### Work instructions
Identify, in the records below, every line where the string "Τυρβώδης" appears, and copy each such line.

══ The data

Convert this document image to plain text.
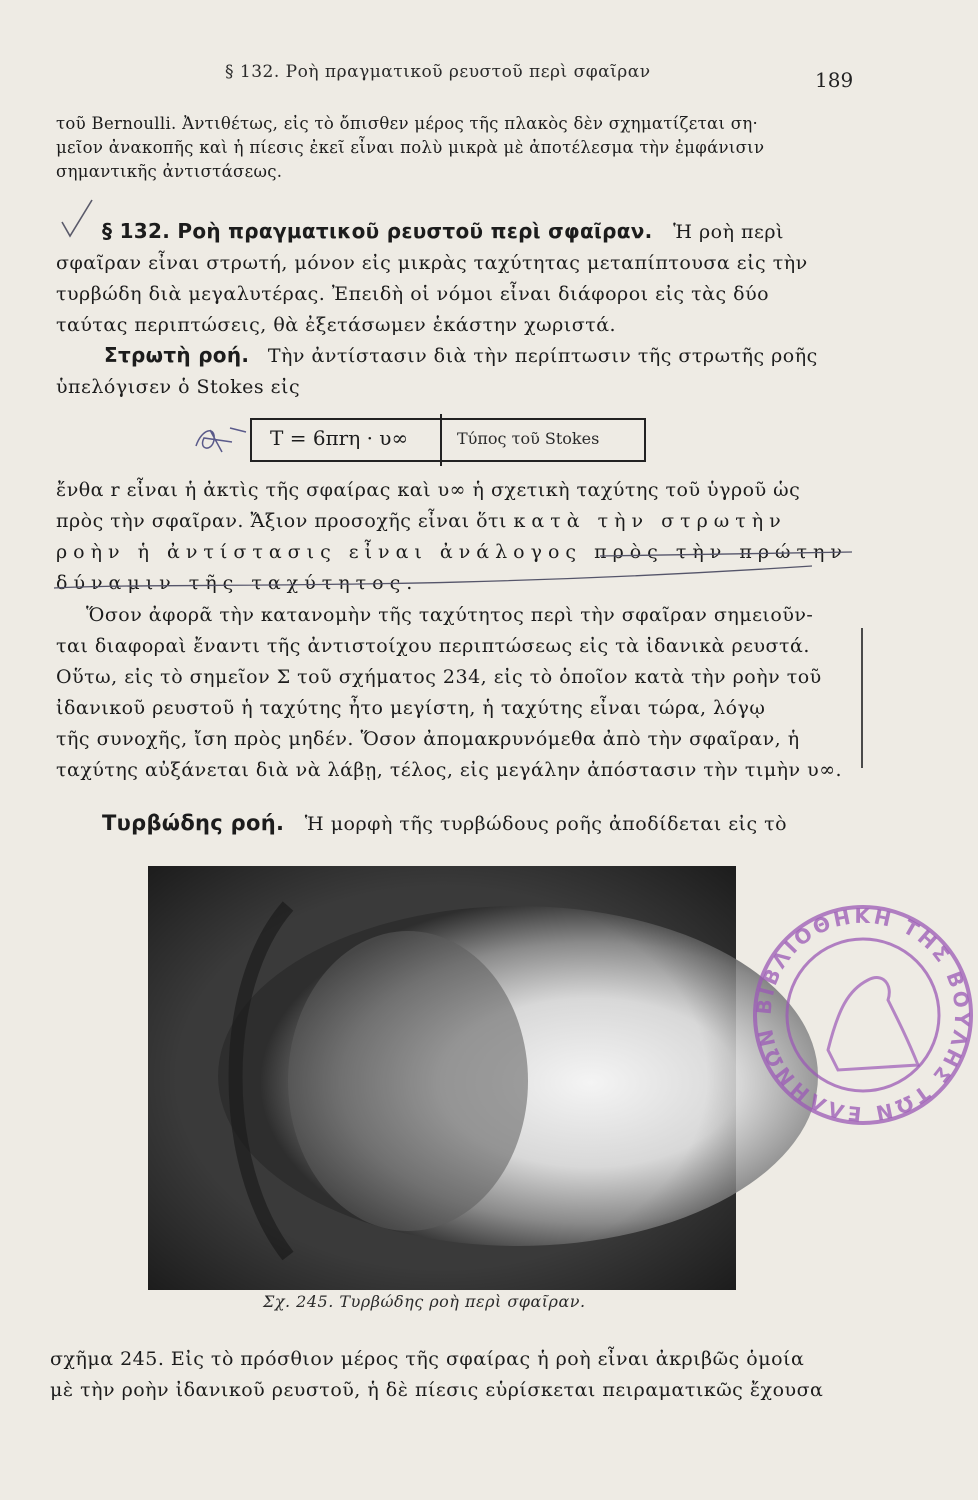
§ 132. Ροὴ πραγματικοῦ ρευστοῦ περὶ σφαῖραν	189
τοῦ Bernoulli. Ἀντιθέτως, εἰς τὸ ὄπισθεν μέρος τῆς πλακὸς δὲν σχηματίζεται ση·
μεῖον ἀνακοπῆς καὶ ἡ πίεσις ἐκεῖ εἶναι πολὺ μικρὰ μὲ ἀποτέλεσμα τὴν ἐμφάνισιν
σημαντικῆς ἀντιστάσεως.
§ 132. Ροὴ πραγματικοῦ ρευστοῦ περὶ σφαῖραν. Ἡ ροὴ περὶ
σφαῖραν εἶναι στρωτή, μόνον εἰς μικρὰς ταχύτητας μεταπίπτουσα εἰς τὴν
τυρβώδη διὰ μεγαλυτέρας. Ἐπειδὴ οἱ νόμοι εἶναι διάφοροι εἰς τὰς δύο
ταύτας περιπτώσεις, θὰ ἐξετάσωμεν ἑκάστην χωριστά.
Στρωτὴ ροή. Τὴν ἀντίστασιν διὰ τὴν περίπτωσιν τῆς στρωτῆς ροῆς
ὑπελόγισεν ὁ Stokes εἰς
T = 6πrη · υ∞	Τύπος τοῦ Stokes
ἔνθα r εἶναι ἡ ἀκτὶς τῆς σφαίρας καὶ υ∞ ἡ σχετικὴ ταχύτης τοῦ ὑγροῦ ὡς
πρὸς τὴν σφαῖραν. Ἄξιον προσοχῆς εἶναι ὅτι κατὰ τὴν στρωτὴν
ροὴν ἡ ἀντίστασις εἶναι ἀνάλογος πρὸς τὴν πρώτην
δύναμιν τῆς ταχύτητος.
Ὅσον ἀφορᾶ τὴν κατανομὴν τῆς ταχύτητος περὶ τὴν σφαῖραν σημειοῦν-
ται διαφοραὶ ἔναντι τῆς ἀντιστοίχου περιπτώσεως εἰς τὰ ἰδανικὰ ρευστά.
Οὕτω, εἰς τὸ σημεῖον Σ τοῦ σχήματος 234, εἰς τὸ ὁποῖον κατὰ τὴν ροὴν τοῦ
ἰδανικοῦ ρευστοῦ ἡ ταχύτης ἦτο μεγίστη, ἡ ταχύτης εἶναι τώρα, λόγῳ
τῆς συνοχῆς, ἴση πρὸς μηδέν. Ὅσον ἀπομακρυνόμεθα ἀπὸ τὴν σφαῖραν, ἡ
ταχύτης αὐξάνεται διὰ νὰ λάβῃ, τέλος, εἰς μεγάλην ἀπόστασιν τὴν τιμὴν υ∞.
Τυρβώδης ροή. Ἡ μορφὴ τῆς τυρβώδους ροῆς ἀποδίδεται εἰς τὸ
Σχ. 245. Τυρβώδης ροὴ περὶ σφαῖραν.
ΒΙΒΛΙΟΘΗΚΗ ΤΗΣ ΒΟΥΛΗΣ ΤΩΝ ΕΛΛΗΝΩΝ
σχῆμα 245. Εἰς τὸ πρόσθιον μέρος τῆς σφαίρας ἡ ροὴ εἶναι ἀκριβῶς ὁμοία
μὲ τὴν ροὴν ἰδανικοῦ ρευστοῦ, ἡ δὲ πίεσις εὑρίσκεται πειραματικῶς ἔχουσα
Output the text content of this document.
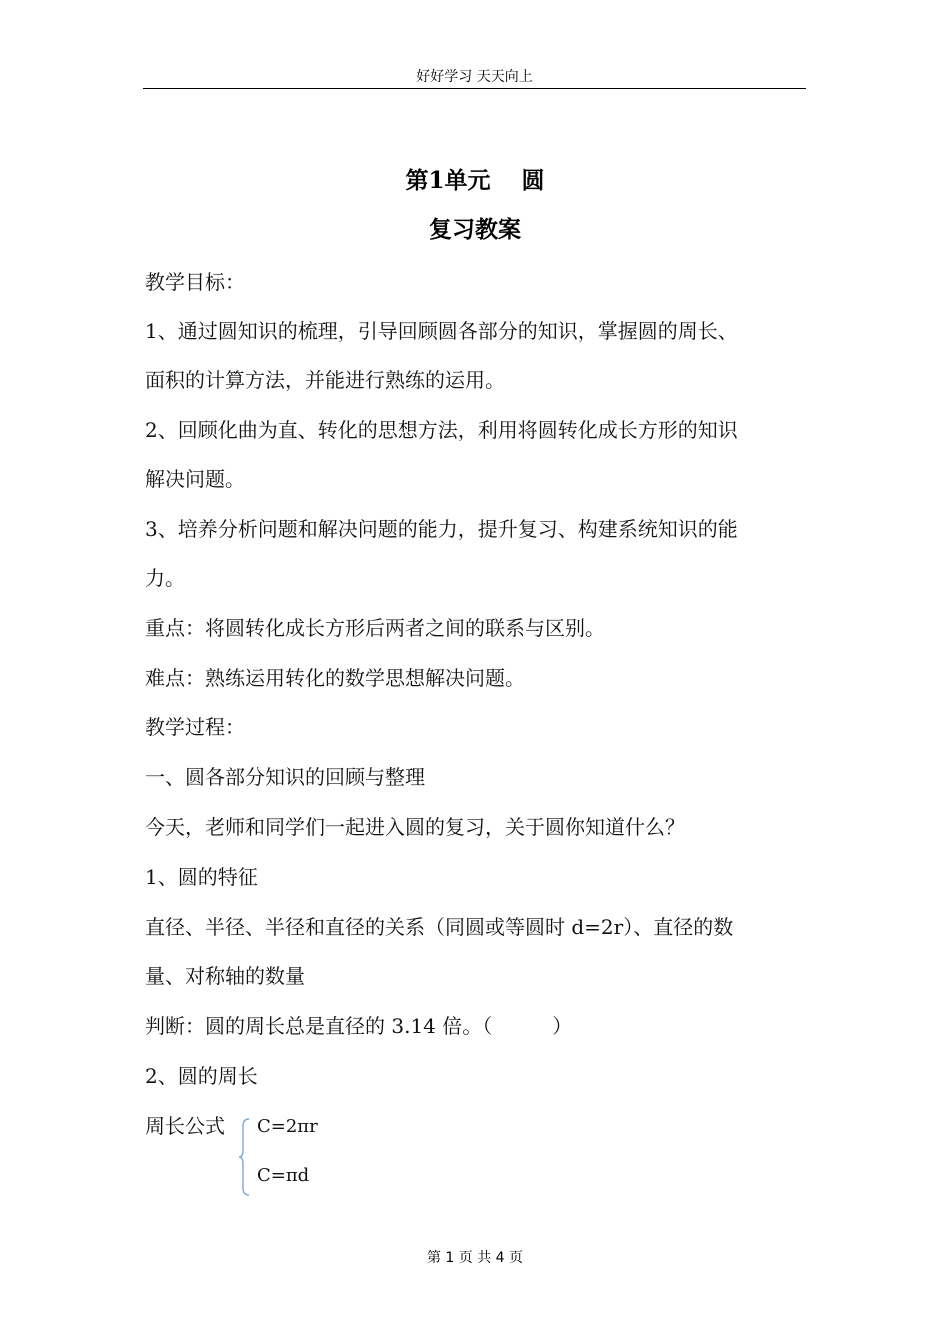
好好学习 天天向上
第1单元　 圆
复习教案
教学目标：
1、通过圆知识的梳理，引导回顾圆各部分的知识，掌握圆的周长、
面积的计算方法，并能进行熟练的运用。
2、回顾化曲为直、转化的思想方法，利用将圆转化成长方形的知识
解决问题。
3、培养分析问题和解决问题的能力，提升复习、构建系统知识的能
力。
重点：将圆转化成长方形后两者之间的联系与区别。
难点：熟练运用转化的数学思想解决问题。
教学过程：
一、圆各部分知识的回顾与整理
今天，老师和同学们一起进入圆的复习，关于圆你知道什么？
1、圆的特征
直径、半径、半径和直径的关系（同圆或等圆时 d=2r）、直径的数
量、对称轴的数量
判断：圆的周长总是直径的 3.14 倍。（　　　）
2、圆的周长
周长公式 C=2πr
C=πd
第 1 页 共 4 页
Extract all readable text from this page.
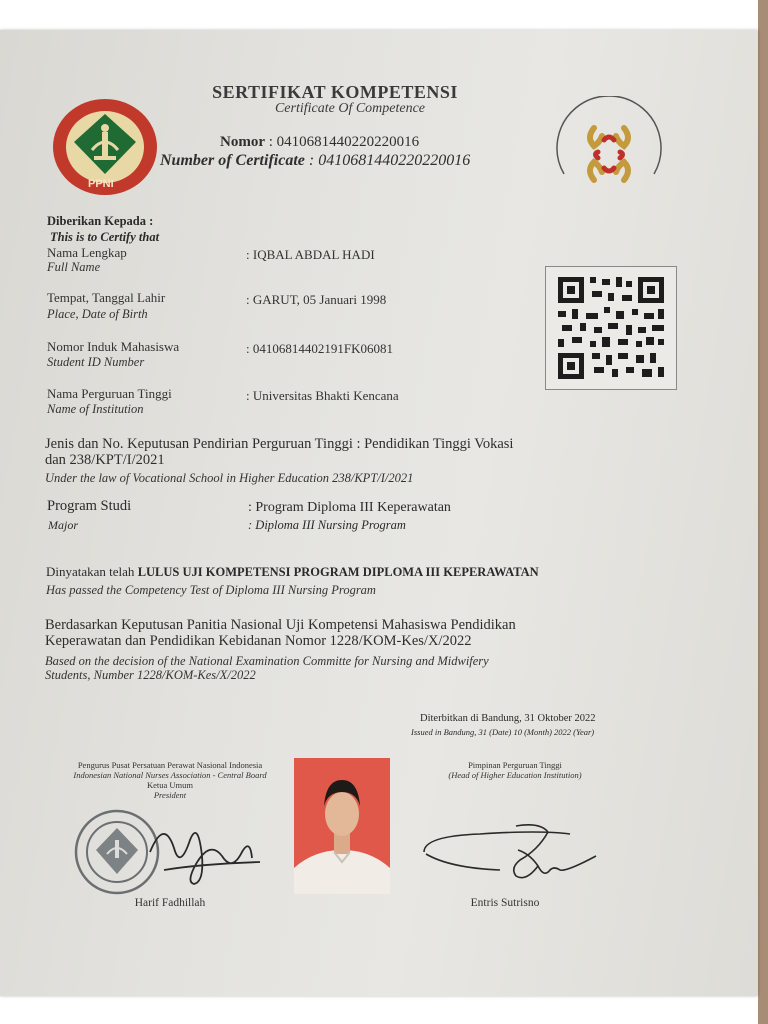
PPNI
SERTIFIKAT KOMPETENSI
Certificate Of Competence
Nomor : 0410681440220220016
Number of Certificate : 0410681440220220016
Diberikan Kepada :
This is to Certify that
Nama Lengkap
Full Name
: IQBAL ABDAL HADI
Tempat, Tanggal Lahir
Place, Date of Birth
: GARUT, 05 Januari 1998
Nomor Induk Mahasiswa
Student ID Number
: 04106814402191FK06081
Nama Perguruan Tinggi
Name of Institution
: Universitas Bhakti Kencana
Jenis dan No. Keputusan Pendirian Perguruan Tinggi : Pendidikan Tinggi Vokasi
dan 238/KPT/I/2021
Under the law of Vocational School in Higher Education 238/KPT/I/2021
Program Studi
Major
: Program Diploma III Keperawatan
: Diploma III Nursing Program
Dinyatakan telah LULUS UJI KOMPETENSI PROGRAM DIPLOMA III KEPERAWATAN
Has passed the Competency Test of Diploma III Nursing Program
Berdasarkan Keputusan Panitia Nasional Uji Kompetensi Mahasiswa Pendidikan
Keperawatan dan Pendidikan Kebidanan Nomor 1228/KOM-Kes/X/2022
Based on the decision of the National Examination Committe for Nursing and Midwifery
Students, Number 1228/KOM-Kes/X/2022
Diterbitkan di Bandung, 31 Oktober 2022
Issued in Bandung, 31 (Date) 10 (Month) 2022 (Year)
Pengurus Pusat Persatuan Perawat Nasional Indonesia
Indonesian National Nurses Association - Central Board
Ketua Umum
President
Harif Fadhillah
Pimpinan Perguruan Tinggi
(Head of Higher Education Institution)
Entris Sutrisno
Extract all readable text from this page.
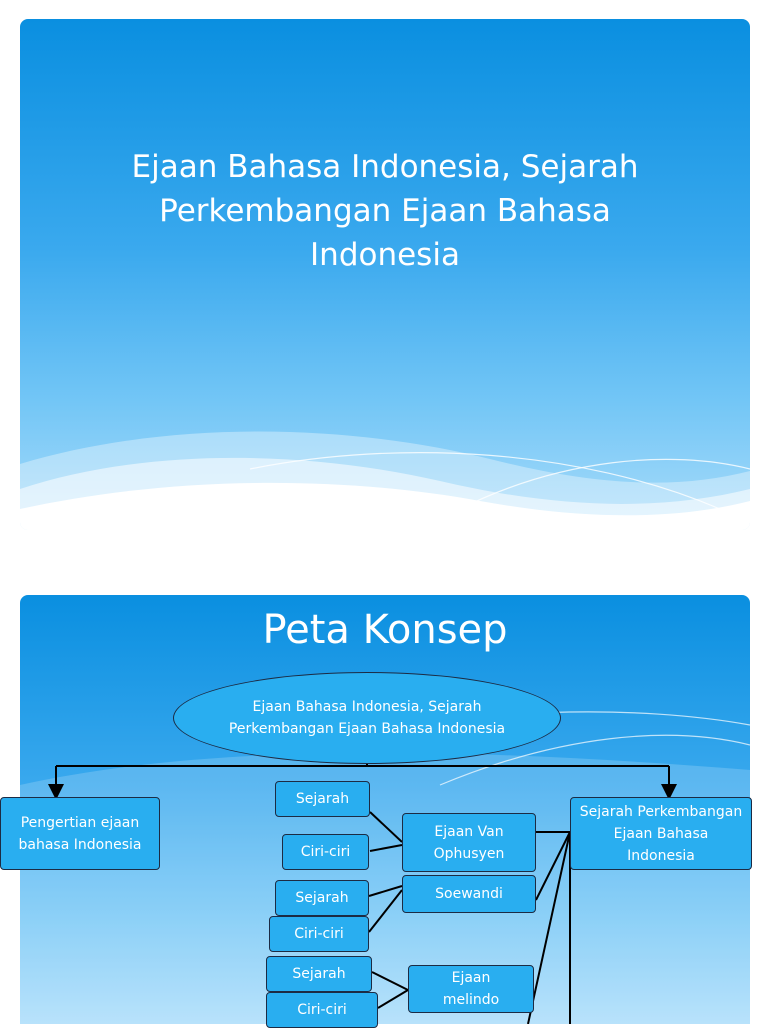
Ejaan Bahasa Indonesia, Sejarah Perkembangan Ejaan Bahasa Indonesia
Peta Konsep
Ejaan Bahasa Indonesia, Sejarah Perkembangan Ejaan Bahasa Indonesia
Pengertian ejaan bahasa Indonesia
Sejarah Perkembangan Ejaan Bahasa Indonesia
Sejarah
Ciri-ciri
Ejaan Van Ophusyen
Sejarah
Ciri-ciri
Soewandi
Sejarah
Ciri-ciri
Ejaan melindo
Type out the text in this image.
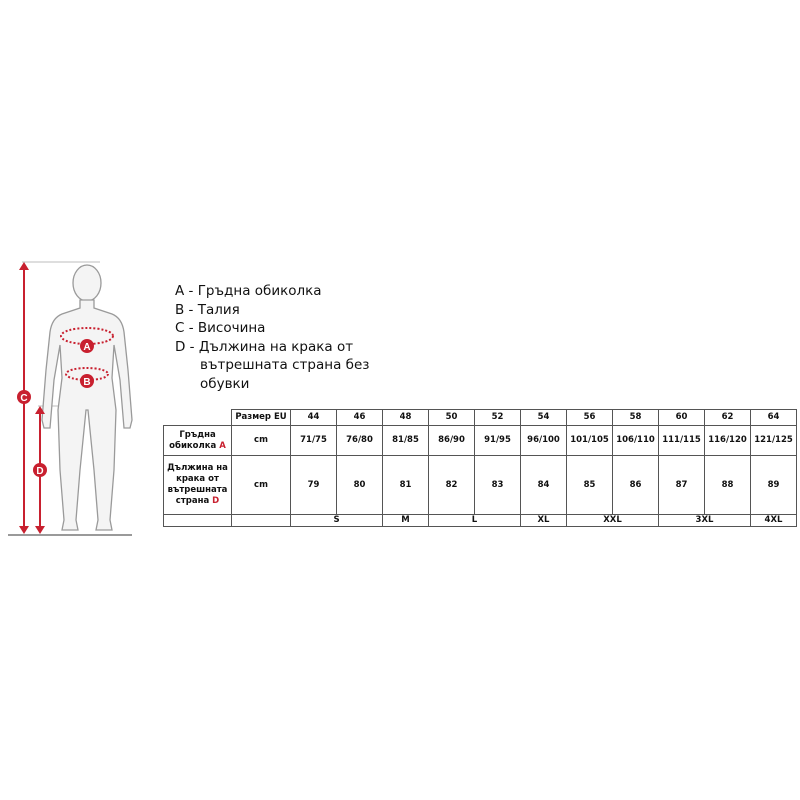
A
B
C
D
A - Гръдна обиколка
B - Талия
C - Височина
D - Дължина на крака от
вътрешната страна без
обувки
	Размер EU	44	46	48	50	52	54	56	58	60	62	64
Гръдна
обиколка A	cm	71/75	76/80	81/85	86/90	91/95	96/100	101/105	106/110	111/115	116/120	121/125
Дължина на
крака от
вътрешната
страна D	cm	79	80	81	82	83	84	85	86	87	88	89
		S		M	L		XL	XXL		3XL		4XL
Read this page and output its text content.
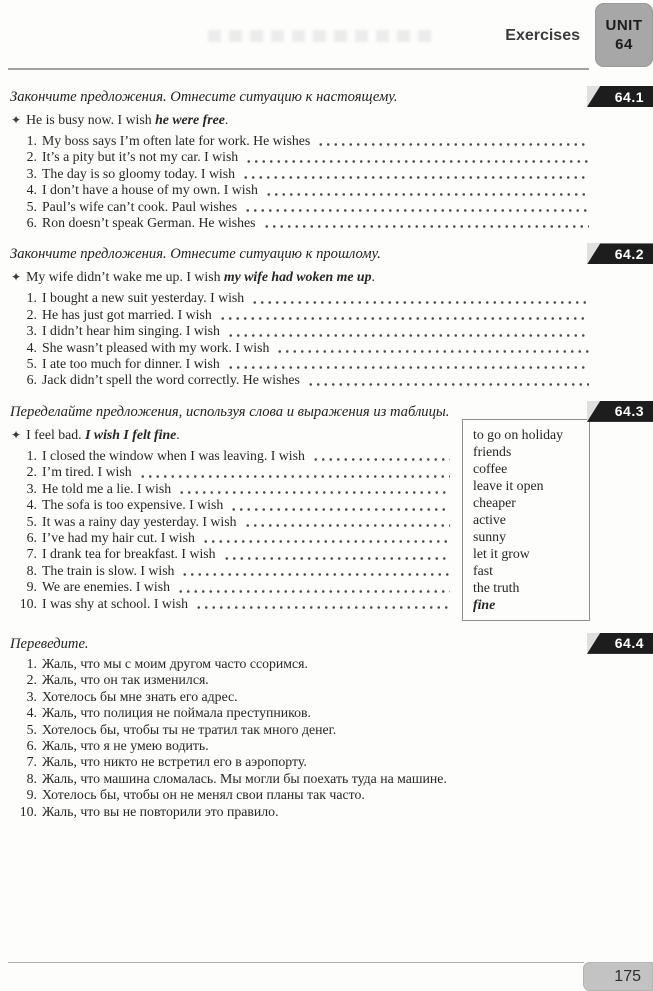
Exercises
UNIT
64
Закончите предложения. Отнесите ситуацию к настоящему.	64.1

✦ He is busy now. I wish he were free.

1. My boss says I’m often late for work. He wishes
2. It’s a pity but it’s not my car. I wish
3. The day is so gloomy today. I wish
4. I don’t have a house of my own. I wish
5. Paul’s wife can’t cook. Paul wishes
6. Ron doesn’t speak German. He wishes
Закончите предложения. Отнесите ситуацию к прошлому.	64.2

✦ My wife didn’t wake me up. I wish my wife had woken me up.

1. I bought a new suit yesterday. I wish
2. He has just got married. I wish
3. I didn’t hear him singing. I wish
4. She wasn’t pleased with my work. I wish
5. I ate too much for dinner. I wish
6. Jack didn’t spell the word correctly. He wishes
Переделайте предложения, используя слова и выражения из таблицы.	64.3

✦ I feel bad. I wish I felt fine.

1. I closed the window when I was leaving. I wish
2. I’m tired. I wish
3. He told me a lie. I wish
4. The sofa is too expensive. I wish
5. It was a rainy day yesterday. I wish
6. I’ve had my hair cut. I wish
7. I drank tea for breakfast. I wish
8. The train is slow. I wish
9. We are enemies. I wish
10. I was shy at school. I wish
to go on holiday
friends
coffee
leave it open
cheaper
active
sunny
let it grow
fast
the truth
fine
Переведите.	64.4
1. Жаль, что мы с моим другом часто ссоримся.
2. Жаль, что он так изменился.
3. Хотелось бы мне знать его адрес.
4. Жаль, что полиция не поймала преступников.
5. Хотелось бы, чтобы ты не тратил так много денег.
6. Жаль, что я не умею водить.
7. Жаль, что никто не встретил его в аэропорту.
8. Жаль, что машина сломалась. Мы могли бы поехать туда на машине.
9. Хотелось бы, чтобы он не менял свои планы так часто.
10. Жаль, что вы не повторили это правило.
175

════

### Worked answer
Τυρβώδης ροή. Ἡ μορφὴ τῆς τυρβώδους ροῆς ἀποδίδεται εἰς τὸ
Σχ. 245. Τυρβώδης ροὴ περὶ σφαῖραν.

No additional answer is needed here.